MATERIAL SHOWN:
○ ○ ○ ○ ○ ○ ○

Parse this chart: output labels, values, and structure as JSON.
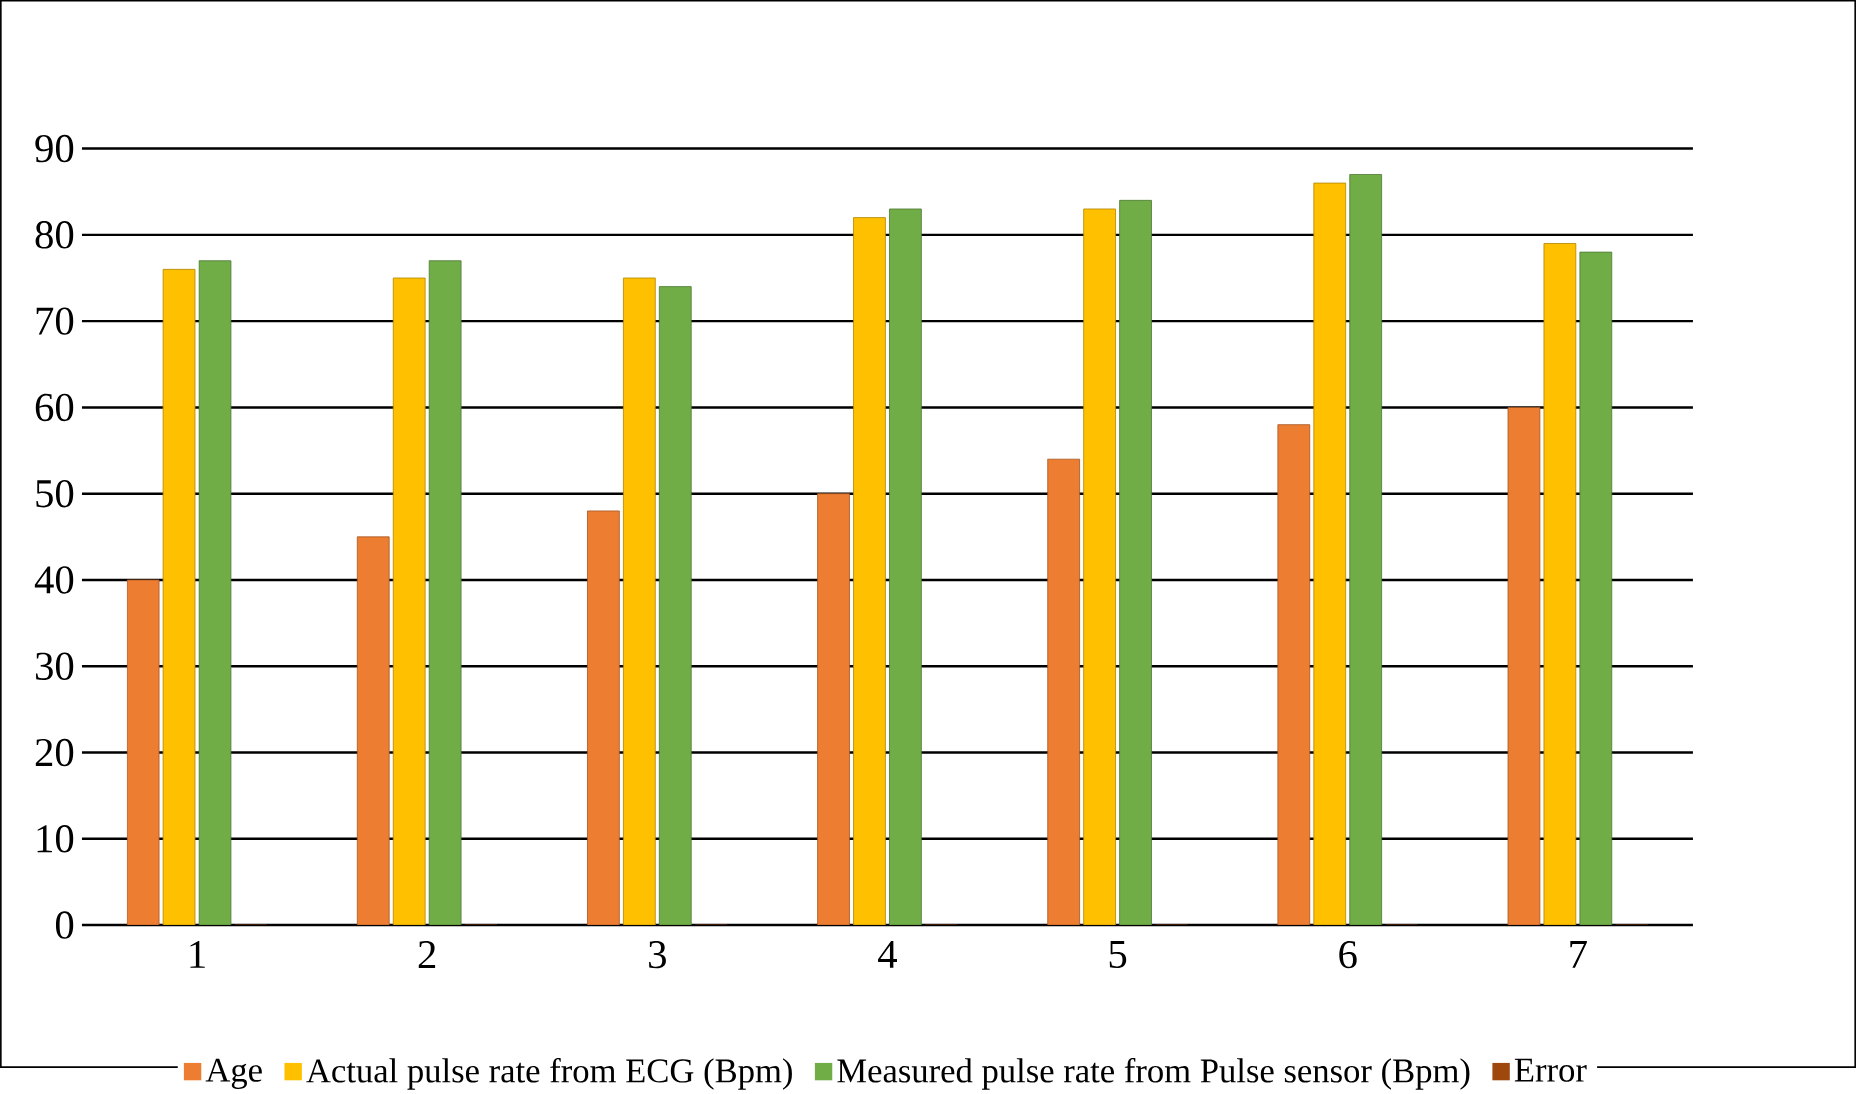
{
  "chart_data": {
    "type": "bar",
    "categories": [
      "1",
      "2",
      "3",
      "4",
      "5",
      "6",
      "7"
    ],
    "series": [
      {
        "name": "Age",
        "color": "#ed7d31",
        "values": [
          40,
          45,
          48,
          50,
          54,
          58,
          60
        ]
      },
      {
        "name": "Actual pulse rate from ECG (Bpm)",
        "color": "#ffc000",
        "values": [
          76,
          75,
          75,
          82,
          83,
          86,
          79
        ]
      },
      {
        "name": "Measured pulse rate from Pulse sensor (Bpm)",
        "color": "#70ad47",
        "values": [
          77,
          77,
          74,
          83,
          84,
          87,
          78
        ]
      },
      {
        "name": "Error",
        "color": "#9e480e",
        "values": [
          0,
          0,
          0,
          0,
          0,
          0,
          0
        ]
      }
    ],
    "ylim": [
      0,
      90
    ],
    "yticks": [
      0,
      10,
      20,
      30,
      40,
      50,
      60,
      70,
      80,
      90
    ],
    "grid": "y",
    "legend": "bottom"
  }
}
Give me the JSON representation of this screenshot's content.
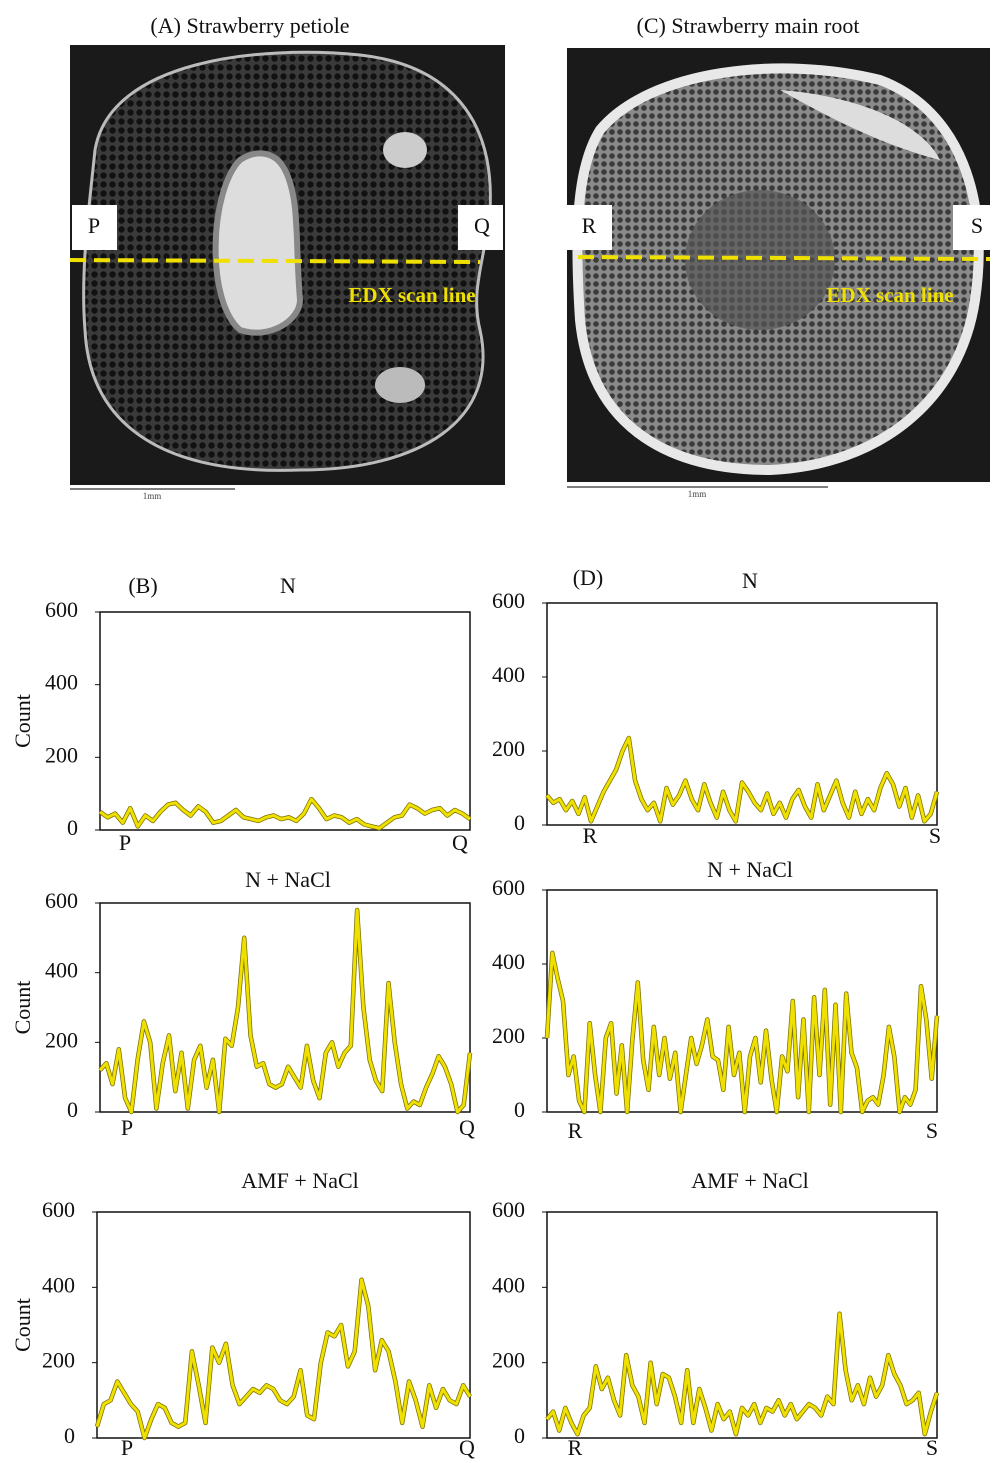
{
  "panels": [
    {
      "title": "(A)  Strawberry petiole",
      "left_label": "P",
      "right_label": "Q",
      "scan_label": "EDX scan line",
      "scale_label": "1mm"
    },
    {
      "title": "(C)  Strawberry main root",
      "left_label": "R",
      "right_label": "S",
      "scan_label": "EDX scan line",
      "scale_label": "1mm"
    }
  ],
  "chart_data": [
    {
      "type": "line",
      "panel_label": "(B)",
      "title": "N",
      "y_label": "Count",
      "x_labels": [
        "P",
        "Q"
      ],
      "series": [
        {
          "color": "#f0e000",
          "values": [
            50,
            35,
            45,
            20,
            60,
            10,
            40,
            25,
            50,
            70,
            75,
            55,
            40,
            65,
            50,
            20,
            25,
            40,
            55,
            35,
            30,
            25,
            35,
            40,
            30,
            35,
            25,
            45,
            85,
            60,
            30,
            40,
            35,
            20,
            30,
            15,
            10,
            5,
            20,
            35,
            40,
            70,
            60,
            45,
            55,
            60,
            40,
            55,
            45,
            30
          ]
        }
      ],
      "ylim": [
        0,
        600
      ],
      "yticks": [
        0,
        200,
        400,
        600
      ]
    },
    {
      "type": "line",
      "panel_label": "(D)",
      "title": "N",
      "x_labels": [
        "R",
        "S"
      ],
      "series": [
        {
          "color": "#f0e000",
          "values": [
            80,
            60,
            70,
            40,
            65,
            30,
            75,
            10,
            50,
            90,
            120,
            150,
            200,
            235,
            120,
            70,
            40,
            60,
            10,
            100,
            55,
            80,
            120,
            70,
            40,
            110,
            60,
            20,
            90,
            40,
            10,
            115,
            90,
            60,
            40,
            85,
            30,
            60,
            20,
            70,
            95,
            50,
            20,
            110,
            40,
            80,
            120,
            60,
            20,
            90,
            30,
            70,
            40,
            100,
            140,
            110,
            50,
            100,
            20,
            80,
            10,
            30,
            90
          ]
        }
      ],
      "ylim": [
        0,
        600
      ],
      "yticks": [
        0,
        200,
        400,
        600
      ]
    },
    {
      "type": "line",
      "title": "N + NaCl",
      "y_label": "Count",
      "x_labels": [
        "P",
        "Q"
      ],
      "series": [
        {
          "color": "#f0e000",
          "values": [
            120,
            140,
            80,
            180,
            40,
            0,
            150,
            260,
            200,
            10,
            140,
            220,
            60,
            170,
            10,
            150,
            190,
            70,
            150,
            0,
            210,
            190,
            300,
            500,
            220,
            130,
            140,
            80,
            70,
            80,
            130,
            100,
            70,
            190,
            90,
            40,
            170,
            200,
            130,
            170,
            190,
            580,
            300,
            150,
            90,
            60,
            370,
            200,
            80,
            10,
            30,
            20,
            70,
            110,
            160,
            130,
            80,
            0,
            20,
            170
          ]
        }
      ],
      "ylim": [
        0,
        600
      ],
      "yticks": [
        0,
        200,
        400,
        600
      ]
    },
    {
      "type": "line",
      "title": "N + NaCl",
      "x_labels": [
        "R",
        "S"
      ],
      "series": [
        {
          "color": "#f0e000",
          "values": [
            200,
            430,
            360,
            300,
            100,
            150,
            30,
            0,
            240,
            100,
            0,
            200,
            240,
            50,
            180,
            0,
            200,
            350,
            140,
            60,
            230,
            100,
            200,
            90,
            160,
            0,
            100,
            200,
            130,
            180,
            250,
            150,
            140,
            60,
            230,
            100,
            160,
            0,
            150,
            200,
            80,
            220,
            90,
            0,
            150,
            110,
            300,
            40,
            250,
            0,
            310,
            100,
            330,
            20,
            290,
            0,
            320,
            160,
            120,
            0,
            30,
            40,
            20,
            100,
            230,
            150,
            0,
            40,
            20,
            60,
            340,
            250,
            90,
            260
          ]
        }
      ],
      "ylim": [
        0,
        600
      ],
      "yticks": [
        0,
        200,
        400,
        600
      ]
    },
    {
      "type": "line",
      "title": "AMF + NaCl",
      "y_label": "Count",
      "x_labels": [
        "P",
        "Q"
      ],
      "series": [
        {
          "color": "#f0e000",
          "values": [
            30,
            90,
            100,
            150,
            120,
            90,
            70,
            0,
            50,
            90,
            80,
            40,
            30,
            40,
            230,
            140,
            40,
            240,
            200,
            250,
            140,
            90,
            110,
            130,
            120,
            140,
            130,
            100,
            90,
            110,
            180,
            60,
            50,
            200,
            280,
            270,
            300,
            190,
            230,
            420,
            350,
            180,
            260,
            230,
            150,
            40,
            150,
            100,
            30,
            140,
            80,
            130,
            100,
            90,
            140,
            110
          ]
        }
      ],
      "ylim": [
        0,
        600
      ],
      "yticks": [
        0,
        200,
        400,
        600
      ]
    },
    {
      "type": "line",
      "title": "AMF + NaCl",
      "x_labels": [
        "R",
        "S"
      ],
      "series": [
        {
          "color": "#f0e000",
          "values": [
            50,
            70,
            20,
            80,
            40,
            10,
            60,
            80,
            190,
            130,
            160,
            100,
            60,
            220,
            140,
            110,
            40,
            200,
            90,
            170,
            160,
            110,
            40,
            180,
            40,
            130,
            80,
            20,
            90,
            50,
            70,
            10,
            80,
            60,
            90,
            40,
            80,
            70,
            100,
            60,
            90,
            50,
            70,
            90,
            80,
            60,
            110,
            90,
            330,
            180,
            100,
            140,
            90,
            160,
            110,
            140,
            220,
            170,
            140,
            90,
            100,
            120,
            10,
            70,
            120
          ]
        }
      ],
      "ylim": [
        0,
        600
      ],
      "yticks": [
        0,
        200,
        400,
        600
      ]
    }
  ]
}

○ ○ ○ ○ ○ ○ ○

THE TASK: Across the entries, how many lines contain "JSON"? Reply with the number only.

RESPONSE BELOW: 2